:: Dataset records ::
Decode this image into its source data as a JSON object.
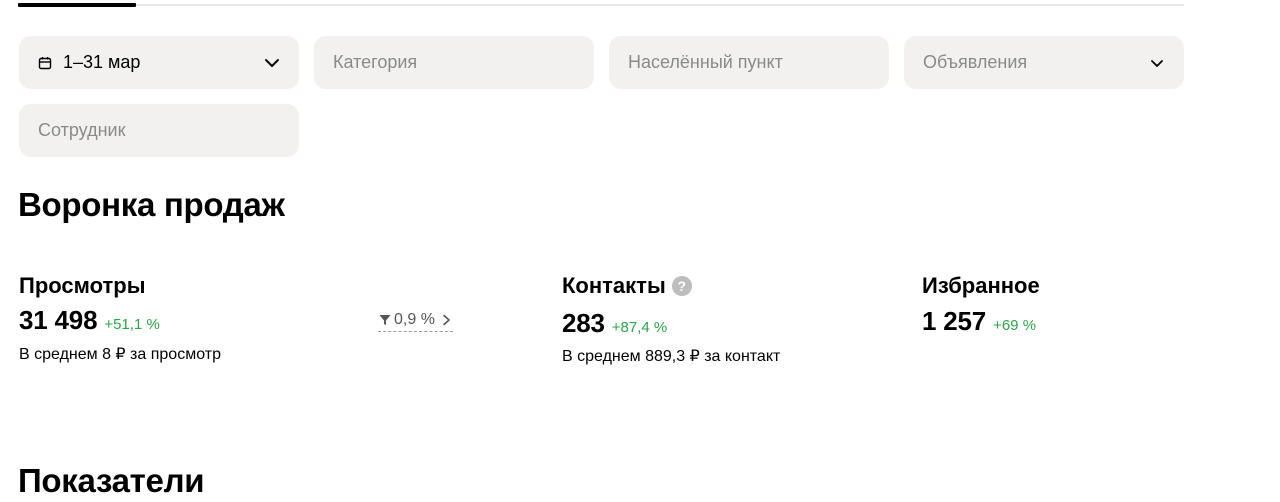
{
  "filters": {
    "date_range": "1–31 мар",
    "category_placeholder": "Категория",
    "locality_placeholder": "Населённый пункт",
    "listings_placeholder": "Объявления",
    "employee_placeholder": "Сотрудник"
  },
  "funnel": {
    "title": "Воронка продаж",
    "views": {
      "label": "Просмотры",
      "value": "31 498",
      "delta": "+51,1 %",
      "avg": "В среднем 8 ₽ за просмотр"
    },
    "conversion": {
      "value": "0,9 %"
    },
    "contacts": {
      "label": "Контакты",
      "help": "?",
      "value": "283",
      "delta": "+87,4 %",
      "avg": "В среднем 889,3 ₽ за контакт"
    },
    "favorites": {
      "label": "Избранное",
      "value": "1 257",
      "delta": "+69 %"
    }
  },
  "indicators": {
    "title": "Показатели"
  },
  "colors": {
    "positive_delta": "#2aa54a",
    "field_bg": "#f2f1f0",
    "help_icon": "#bdbdbd"
  }
}
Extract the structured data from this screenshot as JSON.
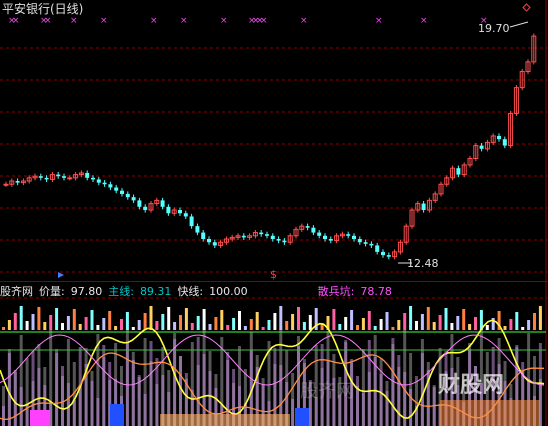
{
  "chart_title": "平安银行(日线)",
  "price_high_label": "19.70",
  "price_low_label": "12.48",
  "indicator": {
    "name": "股齐网",
    "price_label": "价量:",
    "price_value": "97.80",
    "main_label": "主线:",
    "main_value": "89.31",
    "fast_label": "快线:",
    "fast_value": "100.00",
    "scatter_label": "散兵坑:",
    "scatter_value": "78.78"
  },
  "marker_dollar": "$",
  "watermark": "股齐网",
  "watermark_logo": "财股网",
  "colors": {
    "up": "#ff5050",
    "down": "#54ffff",
    "grid": "#8a0000",
    "marker": "#ff40ff",
    "main_line": "#ffff40",
    "fast_line": "#ff9040",
    "green_line": "#40ff40"
  },
  "chart_data": {
    "type": "candlestick",
    "title": "平安银行(日线)",
    "max_marked": 19.7,
    "min_marked": 12.48,
    "closes": [
      14.8,
      14.9,
      14.85,
      14.9,
      15.0,
      15.05,
      15.0,
      14.95,
      15.1,
      15.05,
      15.0,
      15.0,
      15.1,
      15.15,
      15.0,
      14.95,
      14.85,
      14.8,
      14.7,
      14.6,
      14.5,
      14.4,
      14.3,
      14.1,
      14.0,
      14.2,
      14.3,
      14.1,
      13.9,
      14.0,
      13.9,
      13.8,
      13.5,
      13.3,
      13.1,
      13.0,
      12.9,
      13.0,
      13.1,
      13.15,
      13.2,
      13.15,
      13.2,
      13.3,
      13.25,
      13.2,
      13.1,
      13.05,
      13.0,
      13.2,
      13.4,
      13.5,
      13.45,
      13.3,
      13.2,
      13.1,
      13.05,
      13.2,
      13.25,
      13.2,
      13.1,
      13.0,
      12.95,
      12.9,
      12.7,
      12.6,
      12.55,
      12.7,
      13.0,
      13.5,
      14.0,
      14.2,
      14.0,
      14.3,
      14.5,
      14.8,
      15.0,
      15.3,
      15.1,
      15.4,
      15.6,
      16.0,
      15.9,
      16.1,
      16.3,
      16.2,
      16.0,
      17.0,
      17.8,
      18.3,
      18.6,
      19.4
    ],
    "indicator_values": {
      "价量": 97.8,
      "主线": 89.31,
      "快线": 100.0,
      "散兵坑": 78.78
    }
  }
}
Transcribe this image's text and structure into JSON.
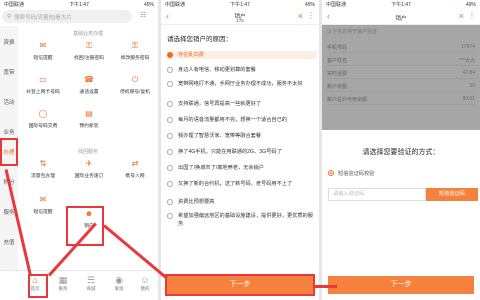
{
  "status": {
    "carrier": "中国联通",
    "network": "4G",
    "time": "下午1:47",
    "battery": "49%"
  },
  "panel1": {
    "search_placeholder": "搜索号码|流量包|看大片",
    "left_nav": [
      "资费",
      "宽带",
      "活动",
      "业务",
      "办理",
      "积分",
      "服务",
      "充值"
    ],
    "section1_title": "基础业务办理",
    "section2_title": "找回服务",
    "grid1": [
      {
        "label": "短信提醒",
        "icon": "message-icon"
      },
      {
        "label": "找回/注册密码",
        "icon": "key-icon"
      },
      {
        "label": "修改服务密码",
        "icon": "lock-icon"
      },
      {
        "label": "补登上网卡号码",
        "icon": "card-icon"
      },
      {
        "label": "通话设置",
        "icon": "phone-icon"
      },
      {
        "label": "停机保号/复机",
        "icon": "power-icon"
      },
      {
        "label": "国际号码交费",
        "icon": "globe-icon"
      },
      {
        "label": "预约新装",
        "icon": "calendar-icon"
      }
    ],
    "grid2": [
      {
        "label": "流量包办理",
        "icon": "data-icon"
      },
      {
        "label": "国际业务速订",
        "icon": "plane-icon"
      },
      {
        "label": "携号入网",
        "icon": "transfer-icon"
      },
      {
        "label": "短信提醒",
        "icon": "message-icon"
      },
      {
        "label": "销户",
        "icon": "user-icon"
      }
    ],
    "tabs": [
      {
        "label": "首页",
        "icon": "home-icon"
      },
      {
        "label": "服务",
        "icon": "grid-icon"
      },
      {
        "label": "商城",
        "icon": "cart-icon"
      },
      {
        "label": "发现",
        "icon": "compass-icon"
      },
      {
        "label": "我的",
        "icon": "person-icon"
      }
    ]
  },
  "panel2": {
    "title": "销户",
    "subtitle": "176",
    "question": "请选择您销户的原因：",
    "reasons": [
      "存在乱扣费",
      "身边人有电信、移动更划算的套餐",
      "宽带网络打不通，手网厅业务办理不成功，服务不太好",
      "支持联通，信号再提高一些就更好了",
      "每月的语音流量都用不完，想换一个适合自己的",
      "我办理了智慧沃家、宽带等融合套餐",
      "换了4G手机，只能在用联通的2G、3G号码了",
      "出国了/换城市了/离地养老，无余销户",
      "又换了新的合约机，送了新号码，老号码用不上了",
      "资费比预想要高",
      "希望加强偏远地区的基础设施建设，提供更好，更优质的服务"
    ],
    "next_label": "下一步"
  },
  "panel3": {
    "title": "销户",
    "header_note": "以下信息用于销户验证",
    "info": [
      {
        "k": "手机号码",
        "v": "17674"
      },
      {
        "k": "客户姓名",
        "v": "***大大"
      },
      {
        "k": "实时话费",
        "v": "47.84"
      },
      {
        "k": "账户余额",
        "v": "50"
      },
      {
        "k": "账户总计可用余额",
        "v": "99.01"
      }
    ],
    "dialog_title": "请选择您要验证的方式：",
    "option_label": "短信验证码校验",
    "code_placeholder": "请输入验证码",
    "code_button": "短信验证码",
    "next_label": "下一步"
  }
}
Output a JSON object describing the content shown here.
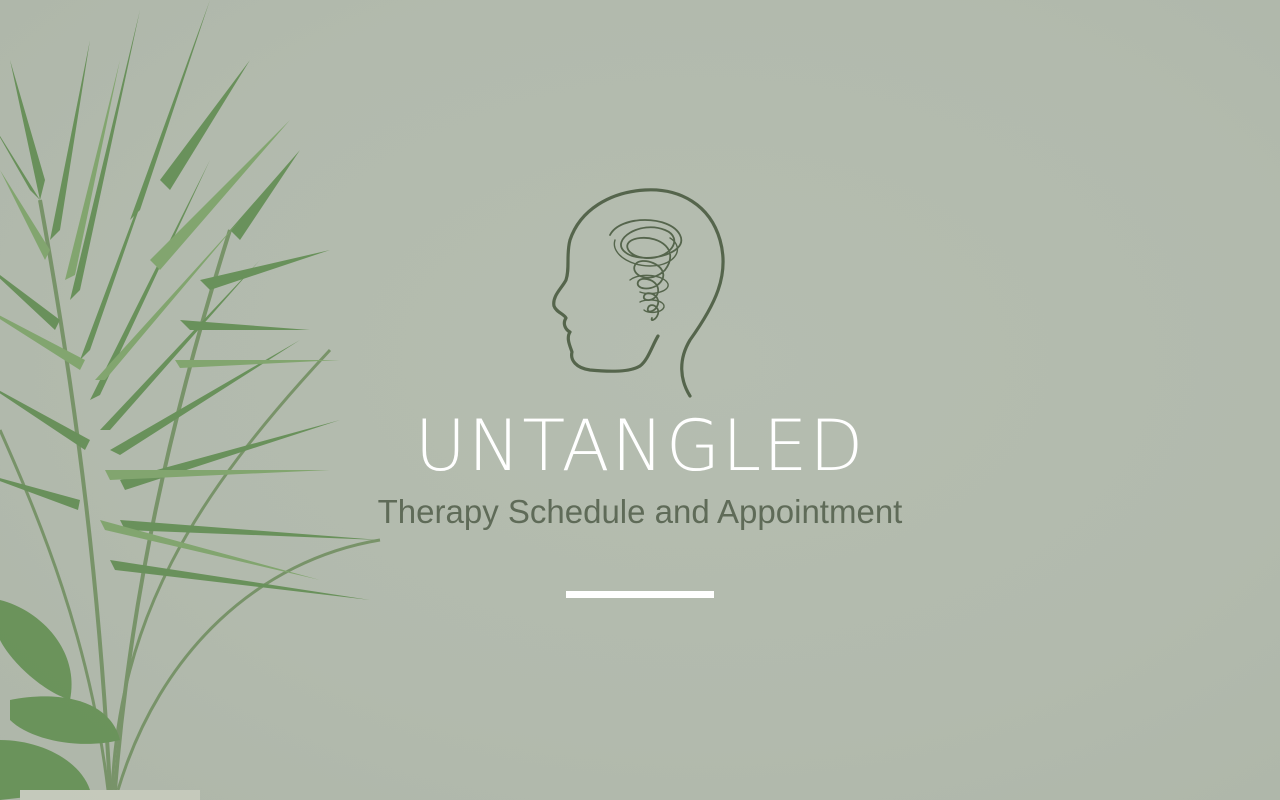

:: WHAT THE TASK ASKS ::
Any pictures should be dropped; transcribe the rest of the records above exactly.

:: RESULT OF THIS TASK ::
Decode this image into its source data as a JSON object.
{
  "filters": {
    "date_range": "1–31 мар",
    "category_placeholder": "Категория",
    "locality_placeholder": "Населённый пункт",
    "listings_placeholder": "Объявления",
    "employee_placeholder": "Сотрудник"
  },
  "funnel": {
    "title": "Воронка продаж",
    "views": {
      "label": "Просмотры",
      "value": "31 498",
      "delta": "+51,1 %",
      "avg": "В среднем 8 ₽ за просмотр"
    },
    "conversion": {
      "value": "0,9 %"
    },
    "contacts": {
      "label": "Контакты",
      "help": "?",
      "value": "283",
      "delta": "+87,4 %",
      "avg": "В среднем 889,3 ₽ за контакт"
    },
    "favorites": {
      "label": "Избранное",
      "value": "1 257",
      "delta": "+69 %"
    }
  },
  "indicators": {
    "title": "Показатели"
  },
  "colors": {
    "positive_delta": "#2aa54a",
    "field_bg": "#f2f1f0",
    "help_icon": "#bdbdbd"
  }
}
Extract the structured data from this screenshot as JSON.
{
  "chart_title": "平安银行(日线)",
  "price_high_label": "19.70",
  "price_low_label": "12.48",
  "indicator": {
    "name": "股齐网",
    "price_label": "价量:",
    "price_value": "97.80",
    "main_label": "主线:",
    "main_value": "89.31",
    "fast_label": "快线:",
    "fast_value": "100.00",
    "scatter_label": "散兵坑:",
    "scatter_value": "78.78"
  },
  "marker_dollar": "$",
  "watermark": "股齐网",
  "watermark_logo": "财股网",
  "colors": {
    "up": "#ff5050",
    "down": "#54ffff",
    "grid": "#8a0000",
    "marker": "#ff40ff",
    "main_line": "#ffff40",
    "fast_line": "#ff9040",
    "green_line": "#40ff40"
  },
  "chart_data": {
    "type": "candlestick",
    "title": "平安银行(日线)",
    "max_marked": 19.7,
    "min_marked": 12.48,
    "closes": [
      14.8,
      14.9,
      14.85,
      14.9,
      15.0,
      15.05,
      15.0,
      14.95,
      15.1,
      15.05,
      15.0,
      15.0,
      15.1,
      15.15,
      15.0,
      14.95,
      14.85,
      14.8,
      14.7,
      14.6,
      14.5,
      14.4,
      14.3,
      14.1,
      14.0,
      14.2,
      14.3,
      14.1,
      13.9,
      14.0,
      13.9,
      13.8,
      13.5,
      13.3,
      13.1,
      13.0,
      12.9,
      13.0,
      13.1,
      13.15,
      13.2,
      13.15,
      13.2,
      13.3,
      13.25,
      13.2,
      13.1,
      13.05,
      13.0,
      13.2,
      13.4,
      13.5,
      13.45,
      13.3,
      13.2,
      13.1,
      13.05,
      13.2,
      13.25,
      13.2,
      13.1,
      13.0,
      12.95,
      12.9,
      12.7,
      12.6,
      12.55,
      12.7,
      13.0,
      13.5,
      14.0,
      14.2,
      14.0,
      14.3,
      14.5,
      14.8,
      15.0,
      15.3,
      15.1,
      15.4,
      15.6,
      16.0,
      15.9,
      16.1,
      16.3,
      16.2,
      16.0,
      17.0,
      17.8,
      18.3,
      18.6,
      19.4
    ],
    "indicator_values": {
      "价量": 97.8,
      "主线": 89.31,
      "快线": 100.0,
      "散兵坑": 78.78
    }
  }
}
Transcribe this image's text and structure into JSON.
{
  "status": {
    "carrier": "中国联通",
    "network": "4G",
    "time": "下午1:47",
    "battery": "49%"
  },
  "panel1": {
    "search_placeholder": "搜索号码|流量包|看大片",
    "left_nav": [
      "资费",
      "宽带",
      "活动",
      "业务",
      "办理",
      "积分",
      "服务",
      "充值"
    ],
    "section1_title": "基础业务办理",
    "section2_title": "找回服务",
    "grid1": [
      {
        "label": "短信提醒",
        "icon": "message-icon"
      },
      {
        "label": "找回/注册密码",
        "icon": "key-icon"
      },
      {
        "label": "修改服务密码",
        "icon": "lock-icon"
      },
      {
        "label": "补登上网卡号码",
        "icon": "card-icon"
      },
      {
        "label": "通话设置",
        "icon": "phone-icon"
      },
      {
        "label": "停机保号/复机",
        "icon": "power-icon"
      },
      {
        "label": "国际号码交费",
        "icon": "globe-icon"
      },
      {
        "label": "预约新装",
        "icon": "calendar-icon"
      }
    ],
    "grid2": [
      {
        "label": "流量包办理",
        "icon": "data-icon"
      },
      {
        "label": "国际业务速订",
        "icon": "plane-icon"
      },
      {
        "label": "携号入网",
        "icon": "transfer-icon"
      },
      {
        "label": "短信提醒",
        "icon": "message-icon"
      },
      {
        "label": "销户",
        "icon": "user-icon"
      }
    ],
    "tabs": [
      {
        "label": "首页",
        "icon": "home-icon"
      },
      {
        "label": "服务",
        "icon": "grid-icon"
      },
      {
        "label": "商城",
        "icon": "cart-icon"
      },
      {
        "label": "发现",
        "icon": "compass-icon"
      },
      {
        "label": "我的",
        "icon": "person-icon"
      }
    ]
  },
  "panel2": {
    "title": "销户",
    "subtitle": "176",
    "question": "请选择您销户的原因：",
    "reasons": [
      "存在乱扣费",
      "身边人有电信、移动更划算的套餐",
      "宽带网络打不通，手网厅业务办理不成功，服务不太好",
      "支持联通，信号再提高一些就更好了",
      "每月的语音流量都用不完，想换一个适合自己的",
      "我办理了智慧沃家、宽带等融合套餐",
      "换了4G手机，只能在用联通的2G、3G号码了",
      "出国了/换城市了/离地养老，无余销户",
      "又换了新的合约机，送了新号码，老号码用不上了",
      "资费比预想要高",
      "希望加强偏远地区的基础设施建设，提供更好，更优质的服务"
    ],
    "next_label": "下一步"
  },
  "panel3": {
    "title": "销户",
    "header_note": "以下信息用于销户验证",
    "info": [
      {
        "k": "手机号码",
        "v": "17674"
      },
      {
        "k": "客户姓名",
        "v": "***大大"
      },
      {
        "k": "实时话费",
        "v": "47.84"
      },
      {
        "k": "账户余额",
        "v": "50"
      },
      {
        "k": "账户总计可用余额",
        "v": "99.01"
      }
    ],
    "dialog_title": "请选择您要验证的方式：",
    "option_label": "短信验证码校验",
    "code_placeholder": "请输入验证码",
    "code_button": "短信验证码",
    "next_label": "下一步"
  }
}
Output a JSON object describing the content shown here.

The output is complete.